● Exercise directions: The listing below should be written out exactly; please include all of it.

◆ ◆ ◆ ◆ ◆

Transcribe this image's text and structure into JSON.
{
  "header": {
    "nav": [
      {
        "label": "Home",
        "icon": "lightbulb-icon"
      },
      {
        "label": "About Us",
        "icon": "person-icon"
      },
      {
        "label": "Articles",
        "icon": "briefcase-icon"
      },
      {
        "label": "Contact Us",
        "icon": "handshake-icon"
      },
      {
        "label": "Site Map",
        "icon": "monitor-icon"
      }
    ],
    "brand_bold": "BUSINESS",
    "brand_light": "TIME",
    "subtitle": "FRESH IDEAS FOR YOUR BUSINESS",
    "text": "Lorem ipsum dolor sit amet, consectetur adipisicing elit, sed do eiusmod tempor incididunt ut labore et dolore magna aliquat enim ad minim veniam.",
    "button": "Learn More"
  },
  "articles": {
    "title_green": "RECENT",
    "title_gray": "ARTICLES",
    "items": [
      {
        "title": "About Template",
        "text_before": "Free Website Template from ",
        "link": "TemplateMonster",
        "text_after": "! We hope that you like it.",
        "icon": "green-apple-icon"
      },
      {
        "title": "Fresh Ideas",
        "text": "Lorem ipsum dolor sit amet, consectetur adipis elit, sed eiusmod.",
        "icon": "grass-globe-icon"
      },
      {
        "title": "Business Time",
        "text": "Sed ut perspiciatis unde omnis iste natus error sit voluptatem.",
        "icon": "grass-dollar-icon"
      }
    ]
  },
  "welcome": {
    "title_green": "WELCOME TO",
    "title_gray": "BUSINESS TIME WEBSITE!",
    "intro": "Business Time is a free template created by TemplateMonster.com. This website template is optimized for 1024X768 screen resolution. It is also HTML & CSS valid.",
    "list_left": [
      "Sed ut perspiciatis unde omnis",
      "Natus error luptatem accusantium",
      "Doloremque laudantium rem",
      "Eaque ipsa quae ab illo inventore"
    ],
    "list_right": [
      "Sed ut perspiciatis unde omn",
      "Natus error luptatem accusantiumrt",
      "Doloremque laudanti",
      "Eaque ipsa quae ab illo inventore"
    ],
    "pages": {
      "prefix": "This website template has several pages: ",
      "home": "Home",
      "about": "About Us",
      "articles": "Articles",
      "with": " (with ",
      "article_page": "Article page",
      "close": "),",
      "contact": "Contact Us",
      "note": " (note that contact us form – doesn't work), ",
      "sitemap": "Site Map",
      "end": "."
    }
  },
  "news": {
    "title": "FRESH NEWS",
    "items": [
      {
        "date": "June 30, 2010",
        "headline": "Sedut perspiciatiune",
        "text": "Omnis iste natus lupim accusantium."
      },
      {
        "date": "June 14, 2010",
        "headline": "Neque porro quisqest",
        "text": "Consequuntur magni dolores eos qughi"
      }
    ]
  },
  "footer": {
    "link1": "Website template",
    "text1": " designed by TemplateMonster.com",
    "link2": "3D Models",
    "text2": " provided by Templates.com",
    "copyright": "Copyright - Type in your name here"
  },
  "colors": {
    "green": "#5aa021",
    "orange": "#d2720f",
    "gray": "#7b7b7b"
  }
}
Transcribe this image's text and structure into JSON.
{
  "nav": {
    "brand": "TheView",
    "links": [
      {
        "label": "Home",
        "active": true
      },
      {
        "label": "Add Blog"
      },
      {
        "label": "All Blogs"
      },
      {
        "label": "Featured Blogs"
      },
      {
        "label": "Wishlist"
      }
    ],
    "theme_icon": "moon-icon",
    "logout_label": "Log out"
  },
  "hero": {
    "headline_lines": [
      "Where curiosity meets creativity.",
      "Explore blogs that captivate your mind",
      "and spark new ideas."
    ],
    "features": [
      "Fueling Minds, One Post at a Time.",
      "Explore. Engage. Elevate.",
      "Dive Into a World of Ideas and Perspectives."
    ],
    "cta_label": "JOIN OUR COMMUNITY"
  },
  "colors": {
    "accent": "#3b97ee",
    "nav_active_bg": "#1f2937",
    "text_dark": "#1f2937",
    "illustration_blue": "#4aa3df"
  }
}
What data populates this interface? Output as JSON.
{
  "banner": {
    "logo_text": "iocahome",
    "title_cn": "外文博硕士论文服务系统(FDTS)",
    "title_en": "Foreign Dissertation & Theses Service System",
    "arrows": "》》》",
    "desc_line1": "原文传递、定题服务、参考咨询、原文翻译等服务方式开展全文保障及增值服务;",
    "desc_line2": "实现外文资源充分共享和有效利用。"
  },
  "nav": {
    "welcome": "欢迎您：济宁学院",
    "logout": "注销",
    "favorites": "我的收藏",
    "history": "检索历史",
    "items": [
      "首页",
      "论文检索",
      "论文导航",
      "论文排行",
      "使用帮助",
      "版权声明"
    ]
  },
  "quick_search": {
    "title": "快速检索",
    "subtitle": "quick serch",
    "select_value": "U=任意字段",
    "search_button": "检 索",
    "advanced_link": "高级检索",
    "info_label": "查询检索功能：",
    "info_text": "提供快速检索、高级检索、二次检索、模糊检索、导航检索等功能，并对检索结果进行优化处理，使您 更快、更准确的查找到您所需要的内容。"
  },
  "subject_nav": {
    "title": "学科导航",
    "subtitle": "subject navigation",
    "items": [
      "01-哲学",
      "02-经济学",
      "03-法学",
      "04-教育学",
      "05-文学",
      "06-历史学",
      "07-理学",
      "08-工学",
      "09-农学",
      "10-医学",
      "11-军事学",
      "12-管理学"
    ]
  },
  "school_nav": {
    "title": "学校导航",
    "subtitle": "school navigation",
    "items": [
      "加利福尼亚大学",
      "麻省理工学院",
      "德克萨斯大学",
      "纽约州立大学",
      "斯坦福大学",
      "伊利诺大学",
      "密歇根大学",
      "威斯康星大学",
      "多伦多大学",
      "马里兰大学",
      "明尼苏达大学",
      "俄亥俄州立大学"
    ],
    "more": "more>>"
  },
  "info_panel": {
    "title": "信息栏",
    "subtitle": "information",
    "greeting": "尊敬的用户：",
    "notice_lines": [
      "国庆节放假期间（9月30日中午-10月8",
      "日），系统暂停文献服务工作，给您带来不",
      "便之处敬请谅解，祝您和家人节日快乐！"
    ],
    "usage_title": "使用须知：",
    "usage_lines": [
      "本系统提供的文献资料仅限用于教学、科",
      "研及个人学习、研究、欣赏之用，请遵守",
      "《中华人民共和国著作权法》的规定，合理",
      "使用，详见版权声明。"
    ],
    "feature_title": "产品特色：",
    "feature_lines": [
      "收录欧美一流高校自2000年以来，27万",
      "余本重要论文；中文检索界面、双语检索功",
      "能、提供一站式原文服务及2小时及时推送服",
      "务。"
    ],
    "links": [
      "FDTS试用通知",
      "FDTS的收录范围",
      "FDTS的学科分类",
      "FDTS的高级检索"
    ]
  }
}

◆ ◆ ◆ ◆ ◆

● Solution:
Transcribe this image's text and structure into JSON.
{
  "header": {
    "nav": [
      {
        "label": "Home",
        "icon": "lightbulb-icon"
      },
      {
        "label": "About Us",
        "icon": "person-icon"
      },
      {
        "label": "Articles",
        "icon": "briefcase-icon"
      },
      {
        "label": "Contact Us",
        "icon": "handshake-icon"
      },
      {
        "label": "Site Map",
        "icon": "monitor-icon"
      }
    ],
    "brand_bold": "BUSINESS",
    "brand_light": "TIME",
    "subtitle": "FRESH IDEAS FOR YOUR BUSINESS",
    "text": "Lorem ipsum dolor sit amet, consectetur adipisicing elit, sed do eiusmod tempor incididunt ut labore et dolore magna aliquat enim ad minim veniam.",
    "button": "Learn More"
  },
  "articles": {
    "title_green": "RECENT",
    "title_gray": "ARTICLES",
    "items": [
      {
        "title": "About Template",
        "text_before": "Free Website Template from ",
        "link": "TemplateMonster",
        "text_after": "! We hope that you like it.",
        "icon": "green-apple-icon"
      },
      {
        "title": "Fresh Ideas",
        "text": "Lorem ipsum dolor sit amet, consectetur adipis elit, sed eiusmod.",
        "icon": "grass-globe-icon"
      },
      {
        "title": "Business Time",
        "text": "Sed ut perspiciatis unde omnis iste natus error sit voluptatem.",
        "icon": "grass-dollar-icon"
      }
    ]
  },
  "welcome": {
    "title_green": "WELCOME TO",
    "title_gray": "BUSINESS TIME WEBSITE!",
    "intro": "Business Time is a free template created by TemplateMonster.com. This website template is optimized for 1024X768 screen resolution. It is also HTML & CSS valid.",
    "list_left": [
      "Sed ut perspiciatis unde omnis",
      "Natus error luptatem accusantium",
      "Doloremque laudantium rem",
      "Eaque ipsa quae ab illo inventore"
    ],
    "list_right": [
      "Sed ut perspiciatis unde omn",
      "Natus error luptatem accusantiumrt",
      "Doloremque laudanti",
      "Eaque ipsa quae ab illo inventore"
    ],
    "pages": {
      "prefix": "This website template has several pages: ",
      "home": "Home",
      "about": "About Us",
      "articles": "Articles",
      "with": " (with ",
      "article_page": "Article page",
      "close": "),",
      "contact": "Contact Us",
      "note": " (note that contact us form – doesn't work), ",
      "sitemap": "Site Map",
      "end": "."
    }
  },
  "news": {
    "title": "FRESH NEWS",
    "items": [
      {
        "date": "June 30, 2010",
        "headline": "Sedut perspiciatiune",
        "text": "Omnis iste natus lupim accusantium."
      },
      {
        "date": "June 14, 2010",
        "headline": "Neque porro quisqest",
        "text": "Consequuntur magni dolores eos qughi"
      }
    ]
  },
  "footer": {
    "link1": "Website template",
    "text1": " designed by TemplateMonster.com",
    "link2": "3D Models",
    "text2": " provided by Templates.com",
    "copyright": "Copyright - Type in your name here"
  },
  "colors": {
    "green": "#5aa021",
    "orange": "#d2720f",
    "gray": "#7b7b7b"
  }
}
Transcribe this image's text and structure into JSON.
{
  "nav": {
    "brand": "TheView",
    "links": [
      {
        "label": "Home",
        "active": true
      },
      {
        "label": "Add Blog"
      },
      {
        "label": "All Blogs"
      },
      {
        "label": "Featured Blogs"
      },
      {
        "label": "Wishlist"
      }
    ],
    "theme_icon": "moon-icon",
    "logout_label": "Log out"
  },
  "hero": {
    "headline_lines": [
      "Where curiosity meets creativity.",
      "Explore blogs that captivate your mind",
      "and spark new ideas."
    ],
    "features": [
      "Fueling Minds, One Post at a Time.",
      "Explore. Engage. Elevate.",
      "Dive Into a World of Ideas and Perspectives."
    ],
    "cta_label": "JOIN OUR COMMUNITY"
  },
  "colors": {
    "accent": "#3b97ee",
    "nav_active_bg": "#1f2937",
    "text_dark": "#1f2937",
    "illustration_blue": "#4aa3df"
  }
}
What data populates this interface? Output as JSON.
{
  "banner": {
    "logo_text": "iocahome",
    "title_cn": "外文博硕士论文服务系统(FDTS)",
    "title_en": "Foreign Dissertation & Theses Service System",
    "arrows": "》》》",
    "desc_line1": "原文传递、定题服务、参考咨询、原文翻译等服务方式开展全文保障及增值服务;",
    "desc_line2": "实现外文资源充分共享和有效利用。"
  },
  "nav": {
    "welcome": "欢迎您：济宁学院",
    "logout": "注销",
    "favorites": "我的收藏",
    "history": "检索历史",
    "items": [
      "首页",
      "论文检索",
      "论文导航",
      "论文排行",
      "使用帮助",
      "版权声明"
    ]
  },
  "quick_search": {
    "title": "快速检索",
    "subtitle": "quick serch",
    "select_value": "U=任意字段",
    "search_button": "检 索",
    "advanced_link": "高级检索",
    "info_label": "查询检索功能：",
    "info_text": "提供快速检索、高级检索、二次检索、模糊检索、导航检索等功能，并对检索结果进行优化处理，使您 更快、更准确的查找到您所需要的内容。"
  },
  "subject_nav": {
    "title": "学科导航",
    "subtitle": "subject navigation",
    "items": [
      "01-哲学",
      "02-经济学",
      "03-法学",
      "04-教育学",
      "05-文学",
      "06-历史学",
      "07-理学",
      "08-工学",
      "09-农学",
      "10-医学",
      "11-军事学",
      "12-管理学"
    ]
  },
  "school_nav": {
    "title": "学校导航",
    "subtitle": "school navigation",
    "items": [
      "加利福尼亚大学",
      "麻省理工学院",
      "德克萨斯大学",
      "纽约州立大学",
      "斯坦福大学",
      "伊利诺大学",
      "密歇根大学",
      "威斯康星大学",
      "多伦多大学",
      "马里兰大学",
      "明尼苏达大学",
      "俄亥俄州立大学"
    ],
    "more": "more>>"
  },
  "info_panel": {
    "title": "信息栏",
    "subtitle": "information",
    "greeting": "尊敬的用户：",
    "notice_lines": [
      "国庆节放假期间（9月30日中午-10月8",
      "日），系统暂停文献服务工作，给您带来不",
      "便之处敬请谅解，祝您和家人节日快乐！"
    ],
    "usage_title": "使用须知：",
    "usage_lines": [
      "本系统提供的文献资料仅限用于教学、科",
      "研及个人学习、研究、欣赏之用，请遵守",
      "《中华人民共和国著作权法》的规定，合理",
      "使用，详见版权声明。"
    ],
    "feature_title": "产品特色：",
    "feature_lines": [
      "收录欧美一流高校自2000年以来，27万",
      "余本重要论文；中文检索界面、双语检索功",
      "能、提供一站式原文服务及2小时及时推送服",
      "务。"
    ],
    "links": [
      "FDTS试用通知",
      "FDTS的收录范围",
      "FDTS的学科分类",
      "FDTS的高级检索"
    ]
  }
}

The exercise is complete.